> _Stated task_
Pull out every line below that contains the word "Memória".

> _Source data_
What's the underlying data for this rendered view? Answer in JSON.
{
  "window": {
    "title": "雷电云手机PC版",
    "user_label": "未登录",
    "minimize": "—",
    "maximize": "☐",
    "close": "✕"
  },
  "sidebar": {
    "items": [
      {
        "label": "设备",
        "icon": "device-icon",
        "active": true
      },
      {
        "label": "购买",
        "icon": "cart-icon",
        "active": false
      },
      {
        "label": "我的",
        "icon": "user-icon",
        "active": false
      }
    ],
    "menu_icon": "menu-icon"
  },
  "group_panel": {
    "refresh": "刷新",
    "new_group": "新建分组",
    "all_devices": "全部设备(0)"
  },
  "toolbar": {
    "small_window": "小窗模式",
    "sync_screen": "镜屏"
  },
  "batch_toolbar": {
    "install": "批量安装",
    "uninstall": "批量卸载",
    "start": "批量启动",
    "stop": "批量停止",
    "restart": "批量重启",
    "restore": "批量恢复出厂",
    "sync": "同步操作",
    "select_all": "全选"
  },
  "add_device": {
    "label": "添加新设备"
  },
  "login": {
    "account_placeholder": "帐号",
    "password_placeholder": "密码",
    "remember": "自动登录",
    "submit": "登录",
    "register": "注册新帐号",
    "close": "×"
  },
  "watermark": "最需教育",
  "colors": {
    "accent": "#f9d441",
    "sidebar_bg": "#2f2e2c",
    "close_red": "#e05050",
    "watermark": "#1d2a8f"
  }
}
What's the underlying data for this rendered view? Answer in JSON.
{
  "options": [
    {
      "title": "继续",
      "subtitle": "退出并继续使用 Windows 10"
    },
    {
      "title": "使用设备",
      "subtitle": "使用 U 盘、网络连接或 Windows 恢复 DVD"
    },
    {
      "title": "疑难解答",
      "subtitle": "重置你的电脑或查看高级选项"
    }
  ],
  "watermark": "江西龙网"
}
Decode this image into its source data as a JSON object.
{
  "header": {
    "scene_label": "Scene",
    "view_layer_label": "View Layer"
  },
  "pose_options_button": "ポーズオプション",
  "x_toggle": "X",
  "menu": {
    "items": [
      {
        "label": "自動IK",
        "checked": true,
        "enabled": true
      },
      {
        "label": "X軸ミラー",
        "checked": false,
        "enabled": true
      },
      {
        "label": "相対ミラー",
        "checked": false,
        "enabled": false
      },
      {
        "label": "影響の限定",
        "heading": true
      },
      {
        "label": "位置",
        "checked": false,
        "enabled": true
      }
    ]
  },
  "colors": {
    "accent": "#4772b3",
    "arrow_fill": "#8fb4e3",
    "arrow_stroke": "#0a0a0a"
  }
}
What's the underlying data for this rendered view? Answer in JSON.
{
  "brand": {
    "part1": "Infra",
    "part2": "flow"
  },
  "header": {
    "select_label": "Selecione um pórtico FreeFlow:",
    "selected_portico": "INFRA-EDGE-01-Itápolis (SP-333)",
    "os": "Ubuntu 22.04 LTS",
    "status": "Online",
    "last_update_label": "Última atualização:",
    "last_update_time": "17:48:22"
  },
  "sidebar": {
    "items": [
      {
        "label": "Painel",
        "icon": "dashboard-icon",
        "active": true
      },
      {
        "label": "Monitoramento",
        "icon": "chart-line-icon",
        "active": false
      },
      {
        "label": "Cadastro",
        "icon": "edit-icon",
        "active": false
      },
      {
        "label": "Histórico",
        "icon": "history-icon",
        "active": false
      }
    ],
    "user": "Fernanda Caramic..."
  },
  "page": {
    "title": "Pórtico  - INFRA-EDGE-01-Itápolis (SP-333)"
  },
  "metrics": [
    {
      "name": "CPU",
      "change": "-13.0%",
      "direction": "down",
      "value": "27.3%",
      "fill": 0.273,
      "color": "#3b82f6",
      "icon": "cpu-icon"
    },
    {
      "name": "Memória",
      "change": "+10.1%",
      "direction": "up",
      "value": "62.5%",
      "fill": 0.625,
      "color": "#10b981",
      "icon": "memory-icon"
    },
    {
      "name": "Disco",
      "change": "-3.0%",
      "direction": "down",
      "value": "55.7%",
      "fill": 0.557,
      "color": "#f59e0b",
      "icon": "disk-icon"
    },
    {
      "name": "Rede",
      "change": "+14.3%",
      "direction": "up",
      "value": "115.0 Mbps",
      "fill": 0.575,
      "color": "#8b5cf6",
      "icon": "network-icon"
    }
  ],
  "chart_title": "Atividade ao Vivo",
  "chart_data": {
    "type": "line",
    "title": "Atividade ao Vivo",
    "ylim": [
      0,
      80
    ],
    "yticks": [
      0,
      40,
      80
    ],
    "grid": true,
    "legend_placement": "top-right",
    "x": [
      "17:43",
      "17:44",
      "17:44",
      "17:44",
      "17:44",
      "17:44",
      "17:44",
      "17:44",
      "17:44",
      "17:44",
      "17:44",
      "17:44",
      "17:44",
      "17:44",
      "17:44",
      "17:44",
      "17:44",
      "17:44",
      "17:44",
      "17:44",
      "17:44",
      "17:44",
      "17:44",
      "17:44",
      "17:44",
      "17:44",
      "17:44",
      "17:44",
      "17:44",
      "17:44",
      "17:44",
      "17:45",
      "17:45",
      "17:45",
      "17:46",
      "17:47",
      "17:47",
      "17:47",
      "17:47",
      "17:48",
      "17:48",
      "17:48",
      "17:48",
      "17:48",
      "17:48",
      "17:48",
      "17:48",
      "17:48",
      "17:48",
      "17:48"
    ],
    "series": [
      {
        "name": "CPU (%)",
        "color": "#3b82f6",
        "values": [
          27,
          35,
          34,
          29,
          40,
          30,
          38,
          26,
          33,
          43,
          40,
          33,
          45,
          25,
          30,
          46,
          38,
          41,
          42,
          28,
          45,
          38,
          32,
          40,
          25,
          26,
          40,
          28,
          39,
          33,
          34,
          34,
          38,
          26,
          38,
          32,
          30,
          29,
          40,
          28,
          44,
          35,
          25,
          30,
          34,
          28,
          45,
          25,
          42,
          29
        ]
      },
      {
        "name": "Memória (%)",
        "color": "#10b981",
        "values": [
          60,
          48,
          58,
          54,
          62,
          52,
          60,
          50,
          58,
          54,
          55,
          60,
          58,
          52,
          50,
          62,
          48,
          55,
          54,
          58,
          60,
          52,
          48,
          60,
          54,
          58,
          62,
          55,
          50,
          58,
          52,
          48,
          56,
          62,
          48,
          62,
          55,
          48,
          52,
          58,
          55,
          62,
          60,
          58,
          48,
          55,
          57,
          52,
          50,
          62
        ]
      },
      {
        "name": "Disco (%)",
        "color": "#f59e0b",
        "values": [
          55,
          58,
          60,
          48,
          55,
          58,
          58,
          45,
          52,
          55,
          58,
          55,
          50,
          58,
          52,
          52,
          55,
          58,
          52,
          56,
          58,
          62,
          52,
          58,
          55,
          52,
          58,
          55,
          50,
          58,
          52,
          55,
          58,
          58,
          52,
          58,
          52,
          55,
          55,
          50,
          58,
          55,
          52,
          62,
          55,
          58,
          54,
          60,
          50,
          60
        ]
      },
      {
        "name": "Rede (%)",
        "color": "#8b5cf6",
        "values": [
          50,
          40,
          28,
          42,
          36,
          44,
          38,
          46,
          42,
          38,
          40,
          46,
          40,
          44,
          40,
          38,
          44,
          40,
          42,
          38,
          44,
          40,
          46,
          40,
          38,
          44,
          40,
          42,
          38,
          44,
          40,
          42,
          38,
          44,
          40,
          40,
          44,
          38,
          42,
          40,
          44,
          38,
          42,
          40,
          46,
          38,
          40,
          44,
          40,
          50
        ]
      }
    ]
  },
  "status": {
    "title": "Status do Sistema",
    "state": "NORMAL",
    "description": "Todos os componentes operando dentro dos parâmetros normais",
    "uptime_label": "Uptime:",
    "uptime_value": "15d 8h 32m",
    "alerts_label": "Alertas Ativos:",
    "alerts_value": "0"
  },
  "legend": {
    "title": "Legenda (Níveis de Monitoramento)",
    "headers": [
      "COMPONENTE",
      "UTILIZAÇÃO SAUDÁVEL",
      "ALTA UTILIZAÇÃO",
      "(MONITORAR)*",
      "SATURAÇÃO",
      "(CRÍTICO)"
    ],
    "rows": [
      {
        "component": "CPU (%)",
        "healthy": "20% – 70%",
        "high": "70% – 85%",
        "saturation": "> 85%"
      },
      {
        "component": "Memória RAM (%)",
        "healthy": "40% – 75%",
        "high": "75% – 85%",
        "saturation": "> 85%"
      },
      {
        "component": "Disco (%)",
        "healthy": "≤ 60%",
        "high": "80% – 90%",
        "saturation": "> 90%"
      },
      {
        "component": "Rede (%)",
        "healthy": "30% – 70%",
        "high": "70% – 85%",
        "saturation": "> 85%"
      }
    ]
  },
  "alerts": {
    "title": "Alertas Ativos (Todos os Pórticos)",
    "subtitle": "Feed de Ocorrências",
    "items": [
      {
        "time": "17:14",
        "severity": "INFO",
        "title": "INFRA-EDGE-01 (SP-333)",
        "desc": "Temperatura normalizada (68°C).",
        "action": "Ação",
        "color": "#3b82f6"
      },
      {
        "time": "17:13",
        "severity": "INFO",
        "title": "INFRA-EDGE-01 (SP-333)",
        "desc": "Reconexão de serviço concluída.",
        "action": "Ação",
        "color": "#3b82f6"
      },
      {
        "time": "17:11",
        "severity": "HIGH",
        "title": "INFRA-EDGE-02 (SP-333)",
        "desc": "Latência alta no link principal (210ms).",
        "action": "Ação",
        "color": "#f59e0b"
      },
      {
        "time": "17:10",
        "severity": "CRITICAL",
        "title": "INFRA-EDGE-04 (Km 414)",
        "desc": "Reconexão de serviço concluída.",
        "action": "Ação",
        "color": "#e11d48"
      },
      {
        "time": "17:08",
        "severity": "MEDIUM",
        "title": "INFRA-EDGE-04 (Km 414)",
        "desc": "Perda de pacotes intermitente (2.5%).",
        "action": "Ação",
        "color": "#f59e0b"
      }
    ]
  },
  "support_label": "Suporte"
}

> _Correct output_
      "name": "Memória",
        "name": "Memória (%)",
        "component": "Memória RAM (%)",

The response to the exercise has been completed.